▶ _YOUR OBJECTIVE_: Reproduce every entry that follows word for word, but omit the images.

▶ _MATERIAL FOR THE TASK_:
┄┄┄┄┄┄

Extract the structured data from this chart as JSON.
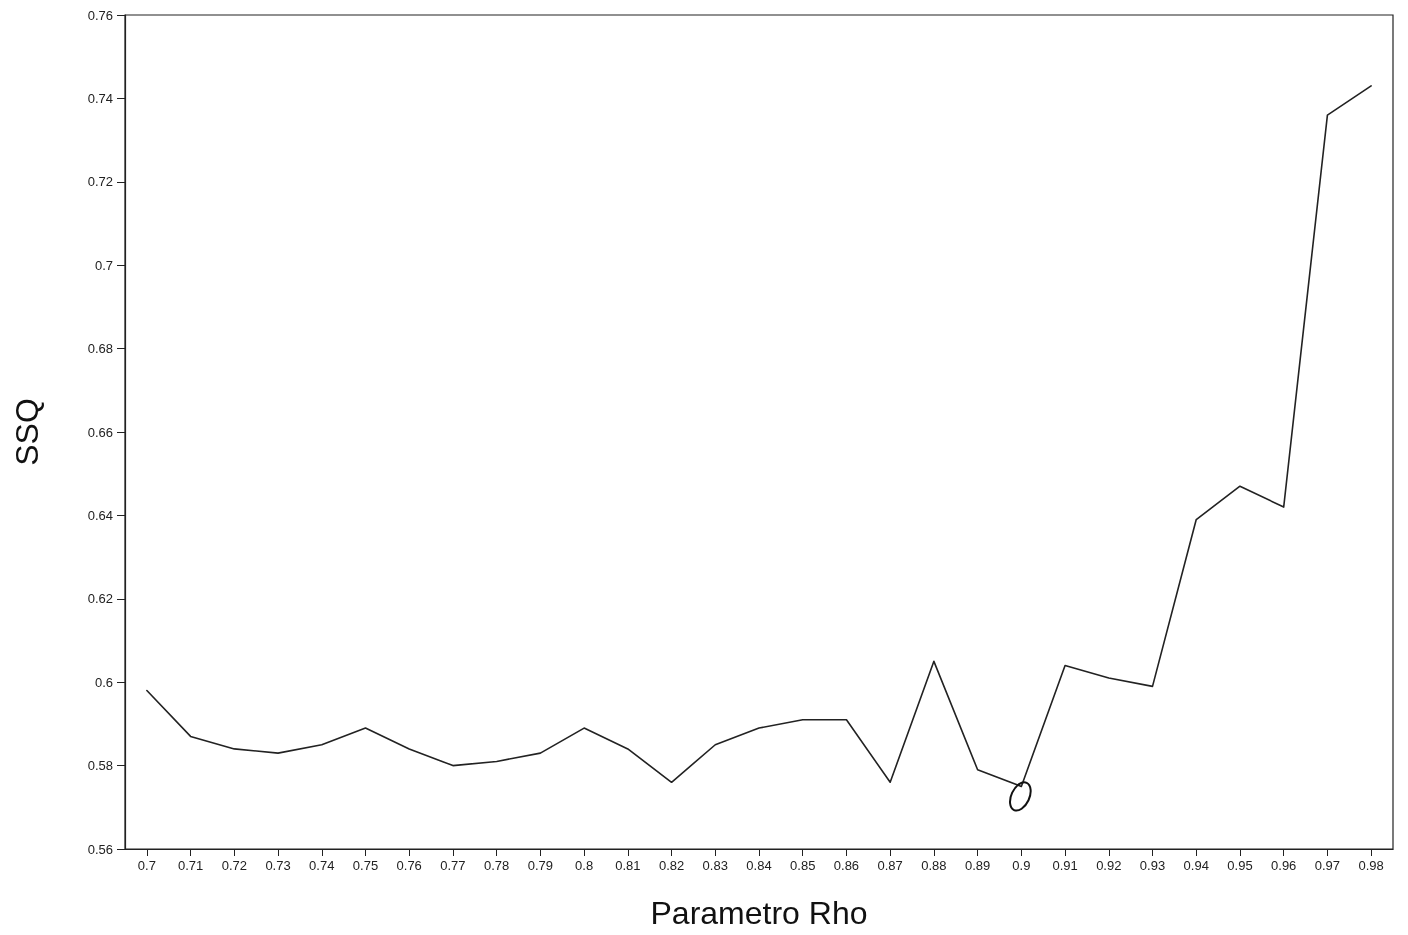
{
  "chart_data": {
    "type": "line",
    "xlabel": "Parametro Rho",
    "ylabel": "SSQ",
    "categories": [
      "0.7",
      "0.71",
      "0.72",
      "0.73",
      "0.74",
      "0.75",
      "0.76",
      "0.77",
      "0.78",
      "0.79",
      "0.8",
      "0.81",
      "0.82",
      "0.83",
      "0.84",
      "0.85",
      "0.86",
      "0.87",
      "0.88",
      "0.89",
      "0.9",
      "0.91",
      "0.92",
      "0.93",
      "0.94",
      "0.95",
      "0.96",
      "0.97",
      "0.98"
    ],
    "values": [
      0.598,
      0.587,
      0.584,
      0.583,
      0.585,
      0.589,
      0.584,
      0.58,
      0.581,
      0.583,
      0.589,
      0.584,
      0.576,
      0.585,
      0.589,
      0.591,
      0.591,
      0.576,
      0.605,
      0.579,
      0.575,
      0.604,
      0.601,
      0.599,
      0.639,
      0.647,
      0.642,
      0.736,
      0.743
    ],
    "color": "#222222",
    "ylim": [
      0.56,
      0.76
    ],
    "yticks": [
      0.56,
      0.58,
      0.6,
      0.62,
      0.64,
      0.66,
      0.68,
      0.7,
      0.72,
      0.74,
      0.76
    ],
    "grid": false,
    "marker": "none",
    "line_style": "solid"
  }
}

┄┄┄┄┄┄

▶ _FINISHED TASK_:
Extract the structured data from this chart as JSON.
{
  "chart_data": {
    "type": "line",
    "xlabel": "Parametro Rho",
    "ylabel": "SSQ",
    "categories": [
      "0.7",
      "0.71",
      "0.72",
      "0.73",
      "0.74",
      "0.75",
      "0.76",
      "0.77",
      "0.78",
      "0.79",
      "0.8",
      "0.81",
      "0.82",
      "0.83",
      "0.84",
      "0.85",
      "0.86",
      "0.87",
      "0.88",
      "0.89",
      "0.9",
      "0.91",
      "0.92",
      "0.93",
      "0.94",
      "0.95",
      "0.96",
      "0.97",
      "0.98"
    ],
    "values": [
      0.598,
      0.587,
      0.584,
      0.583,
      0.585,
      0.589,
      0.584,
      0.58,
      0.581,
      0.583,
      0.589,
      0.584,
      0.576,
      0.585,
      0.589,
      0.591,
      0.591,
      0.576,
      0.605,
      0.579,
      0.575,
      0.604,
      0.601,
      0.599,
      0.639,
      0.647,
      0.642,
      0.736,
      0.743
    ],
    "color": "#222222",
    "ylim": [
      0.56,
      0.76
    ],
    "yticks": [
      0.56,
      0.58,
      0.6,
      0.62,
      0.64,
      0.66,
      0.68,
      0.7,
      0.72,
      0.74,
      0.76
    ],
    "grid": false,
    "marker": "none",
    "line_style": "solid"
  }
}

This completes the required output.